Exercise: Select every line below containing the word "chevron".

Dataset records:
━━━━
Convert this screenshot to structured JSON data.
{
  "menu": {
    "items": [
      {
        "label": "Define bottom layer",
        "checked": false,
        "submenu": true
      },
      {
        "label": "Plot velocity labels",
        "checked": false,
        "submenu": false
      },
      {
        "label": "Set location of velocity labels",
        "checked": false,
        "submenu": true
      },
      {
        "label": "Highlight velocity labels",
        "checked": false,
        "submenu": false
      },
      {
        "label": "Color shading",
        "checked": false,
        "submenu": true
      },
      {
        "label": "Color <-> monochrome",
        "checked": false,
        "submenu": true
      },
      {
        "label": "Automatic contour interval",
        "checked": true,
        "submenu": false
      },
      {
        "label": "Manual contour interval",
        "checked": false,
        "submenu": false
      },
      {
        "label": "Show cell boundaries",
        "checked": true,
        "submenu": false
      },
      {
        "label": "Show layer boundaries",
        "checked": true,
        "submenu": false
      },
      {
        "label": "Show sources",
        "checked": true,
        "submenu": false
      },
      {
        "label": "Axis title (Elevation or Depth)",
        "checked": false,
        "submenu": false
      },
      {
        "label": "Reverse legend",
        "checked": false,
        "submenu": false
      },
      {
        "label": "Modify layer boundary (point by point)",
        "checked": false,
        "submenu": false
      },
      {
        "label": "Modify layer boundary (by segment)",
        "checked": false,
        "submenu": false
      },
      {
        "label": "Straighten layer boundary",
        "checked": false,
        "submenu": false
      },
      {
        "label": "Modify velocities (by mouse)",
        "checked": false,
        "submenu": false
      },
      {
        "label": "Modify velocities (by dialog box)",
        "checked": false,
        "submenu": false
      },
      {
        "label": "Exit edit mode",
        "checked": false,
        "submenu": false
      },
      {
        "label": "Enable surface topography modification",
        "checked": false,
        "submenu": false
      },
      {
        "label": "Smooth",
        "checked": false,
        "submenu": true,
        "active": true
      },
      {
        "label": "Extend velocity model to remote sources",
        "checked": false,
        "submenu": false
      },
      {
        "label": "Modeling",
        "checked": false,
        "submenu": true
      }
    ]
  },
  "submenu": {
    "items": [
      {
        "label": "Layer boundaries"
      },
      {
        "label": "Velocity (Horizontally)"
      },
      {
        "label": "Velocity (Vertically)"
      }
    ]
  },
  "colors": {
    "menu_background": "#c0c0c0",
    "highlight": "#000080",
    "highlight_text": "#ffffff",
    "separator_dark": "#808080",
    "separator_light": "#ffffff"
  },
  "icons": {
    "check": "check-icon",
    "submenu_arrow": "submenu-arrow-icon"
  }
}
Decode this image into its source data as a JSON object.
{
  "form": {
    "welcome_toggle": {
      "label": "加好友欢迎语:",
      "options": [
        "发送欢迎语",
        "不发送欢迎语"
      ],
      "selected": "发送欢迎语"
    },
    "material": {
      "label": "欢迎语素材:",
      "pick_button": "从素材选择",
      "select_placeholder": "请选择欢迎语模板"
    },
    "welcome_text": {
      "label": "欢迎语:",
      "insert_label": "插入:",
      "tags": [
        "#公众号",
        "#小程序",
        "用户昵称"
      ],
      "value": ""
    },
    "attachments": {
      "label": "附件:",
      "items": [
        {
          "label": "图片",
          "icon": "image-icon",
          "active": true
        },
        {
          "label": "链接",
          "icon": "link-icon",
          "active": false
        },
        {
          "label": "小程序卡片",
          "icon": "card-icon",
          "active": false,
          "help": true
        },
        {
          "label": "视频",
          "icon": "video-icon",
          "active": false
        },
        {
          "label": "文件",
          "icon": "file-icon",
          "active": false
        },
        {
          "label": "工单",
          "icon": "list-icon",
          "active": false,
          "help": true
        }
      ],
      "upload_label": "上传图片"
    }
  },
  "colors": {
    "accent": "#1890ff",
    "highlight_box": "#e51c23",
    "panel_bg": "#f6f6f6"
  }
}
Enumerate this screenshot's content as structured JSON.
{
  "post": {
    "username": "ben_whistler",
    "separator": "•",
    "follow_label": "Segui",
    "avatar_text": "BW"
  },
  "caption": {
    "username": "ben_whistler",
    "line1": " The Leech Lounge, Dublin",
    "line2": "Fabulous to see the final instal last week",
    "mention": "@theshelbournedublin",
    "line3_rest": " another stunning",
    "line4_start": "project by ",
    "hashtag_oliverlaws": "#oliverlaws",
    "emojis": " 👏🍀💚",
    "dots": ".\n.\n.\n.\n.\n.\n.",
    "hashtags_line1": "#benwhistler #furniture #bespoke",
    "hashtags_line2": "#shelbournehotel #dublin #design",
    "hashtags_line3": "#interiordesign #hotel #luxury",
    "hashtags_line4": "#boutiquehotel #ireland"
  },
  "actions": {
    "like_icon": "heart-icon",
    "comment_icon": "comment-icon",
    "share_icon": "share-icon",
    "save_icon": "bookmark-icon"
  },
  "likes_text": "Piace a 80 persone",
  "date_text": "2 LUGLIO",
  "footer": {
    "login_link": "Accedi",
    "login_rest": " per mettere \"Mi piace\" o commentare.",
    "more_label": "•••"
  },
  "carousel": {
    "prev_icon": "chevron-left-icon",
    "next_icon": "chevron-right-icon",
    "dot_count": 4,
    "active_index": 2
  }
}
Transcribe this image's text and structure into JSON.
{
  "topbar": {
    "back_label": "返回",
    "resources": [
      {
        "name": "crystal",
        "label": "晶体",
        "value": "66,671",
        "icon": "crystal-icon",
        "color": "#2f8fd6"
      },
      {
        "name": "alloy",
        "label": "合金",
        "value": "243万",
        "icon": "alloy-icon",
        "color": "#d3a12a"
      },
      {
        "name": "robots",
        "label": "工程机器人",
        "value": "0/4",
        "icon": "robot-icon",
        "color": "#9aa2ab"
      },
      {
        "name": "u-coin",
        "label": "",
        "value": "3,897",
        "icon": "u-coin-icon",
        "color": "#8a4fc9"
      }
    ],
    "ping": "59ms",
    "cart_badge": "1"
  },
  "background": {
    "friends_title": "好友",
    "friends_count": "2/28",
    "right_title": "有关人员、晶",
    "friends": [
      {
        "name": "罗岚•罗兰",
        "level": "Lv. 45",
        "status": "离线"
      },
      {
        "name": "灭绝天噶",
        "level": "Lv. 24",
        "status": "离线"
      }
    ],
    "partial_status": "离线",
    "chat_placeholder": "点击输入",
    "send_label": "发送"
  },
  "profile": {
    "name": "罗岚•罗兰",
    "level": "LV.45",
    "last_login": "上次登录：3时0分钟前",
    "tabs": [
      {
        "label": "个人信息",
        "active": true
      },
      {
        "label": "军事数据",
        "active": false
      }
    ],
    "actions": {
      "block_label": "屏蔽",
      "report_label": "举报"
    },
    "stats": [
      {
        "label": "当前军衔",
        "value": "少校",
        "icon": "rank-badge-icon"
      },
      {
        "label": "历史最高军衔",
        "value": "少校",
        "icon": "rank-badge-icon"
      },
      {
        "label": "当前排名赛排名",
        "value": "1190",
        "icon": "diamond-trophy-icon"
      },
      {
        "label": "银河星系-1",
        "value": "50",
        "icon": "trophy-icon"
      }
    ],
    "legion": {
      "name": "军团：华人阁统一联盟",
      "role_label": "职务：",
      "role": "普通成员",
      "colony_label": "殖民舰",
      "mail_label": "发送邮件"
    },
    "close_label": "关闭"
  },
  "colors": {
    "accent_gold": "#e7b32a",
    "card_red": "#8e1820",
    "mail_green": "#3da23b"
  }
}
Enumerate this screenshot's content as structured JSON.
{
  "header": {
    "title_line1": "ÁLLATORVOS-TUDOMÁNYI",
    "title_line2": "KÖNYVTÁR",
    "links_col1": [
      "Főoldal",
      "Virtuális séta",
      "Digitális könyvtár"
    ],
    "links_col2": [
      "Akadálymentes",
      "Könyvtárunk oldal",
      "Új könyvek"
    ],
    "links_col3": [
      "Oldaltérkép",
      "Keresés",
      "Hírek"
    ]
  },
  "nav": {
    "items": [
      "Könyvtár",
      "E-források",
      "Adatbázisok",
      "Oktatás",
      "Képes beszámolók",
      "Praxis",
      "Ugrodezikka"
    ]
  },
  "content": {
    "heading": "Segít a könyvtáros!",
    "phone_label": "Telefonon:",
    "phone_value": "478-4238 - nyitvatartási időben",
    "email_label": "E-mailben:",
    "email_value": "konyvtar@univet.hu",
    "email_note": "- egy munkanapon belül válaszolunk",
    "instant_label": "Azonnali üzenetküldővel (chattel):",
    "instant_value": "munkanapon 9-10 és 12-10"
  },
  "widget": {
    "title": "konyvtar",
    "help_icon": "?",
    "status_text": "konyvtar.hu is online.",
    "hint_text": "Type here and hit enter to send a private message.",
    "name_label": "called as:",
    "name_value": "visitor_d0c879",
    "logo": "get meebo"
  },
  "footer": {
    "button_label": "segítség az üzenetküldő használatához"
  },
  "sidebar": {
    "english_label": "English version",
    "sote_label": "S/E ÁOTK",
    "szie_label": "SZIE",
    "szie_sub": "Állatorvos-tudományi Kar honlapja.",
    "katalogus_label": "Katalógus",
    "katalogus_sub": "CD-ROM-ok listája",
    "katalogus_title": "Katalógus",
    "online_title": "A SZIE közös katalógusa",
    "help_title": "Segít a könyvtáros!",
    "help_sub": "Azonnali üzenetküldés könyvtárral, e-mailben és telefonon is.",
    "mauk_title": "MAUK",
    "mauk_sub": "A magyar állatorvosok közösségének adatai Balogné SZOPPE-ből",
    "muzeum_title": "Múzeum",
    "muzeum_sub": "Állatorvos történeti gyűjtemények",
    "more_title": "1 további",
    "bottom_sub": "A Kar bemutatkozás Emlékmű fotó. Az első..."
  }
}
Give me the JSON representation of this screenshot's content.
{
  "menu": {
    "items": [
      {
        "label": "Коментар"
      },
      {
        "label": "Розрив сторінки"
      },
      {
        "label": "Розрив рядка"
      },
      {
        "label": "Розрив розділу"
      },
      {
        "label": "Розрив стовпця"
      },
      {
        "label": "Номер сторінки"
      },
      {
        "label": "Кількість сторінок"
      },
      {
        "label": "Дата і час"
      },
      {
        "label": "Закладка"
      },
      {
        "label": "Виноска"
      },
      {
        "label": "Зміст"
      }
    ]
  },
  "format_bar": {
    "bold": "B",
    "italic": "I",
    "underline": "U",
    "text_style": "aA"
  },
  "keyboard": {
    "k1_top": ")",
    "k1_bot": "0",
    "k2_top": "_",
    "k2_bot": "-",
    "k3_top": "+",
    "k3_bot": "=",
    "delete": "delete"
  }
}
━━━━
Written solution:
    "prev_icon": "chevron-left-icon",
    "next_icon": "chevron-right-icon",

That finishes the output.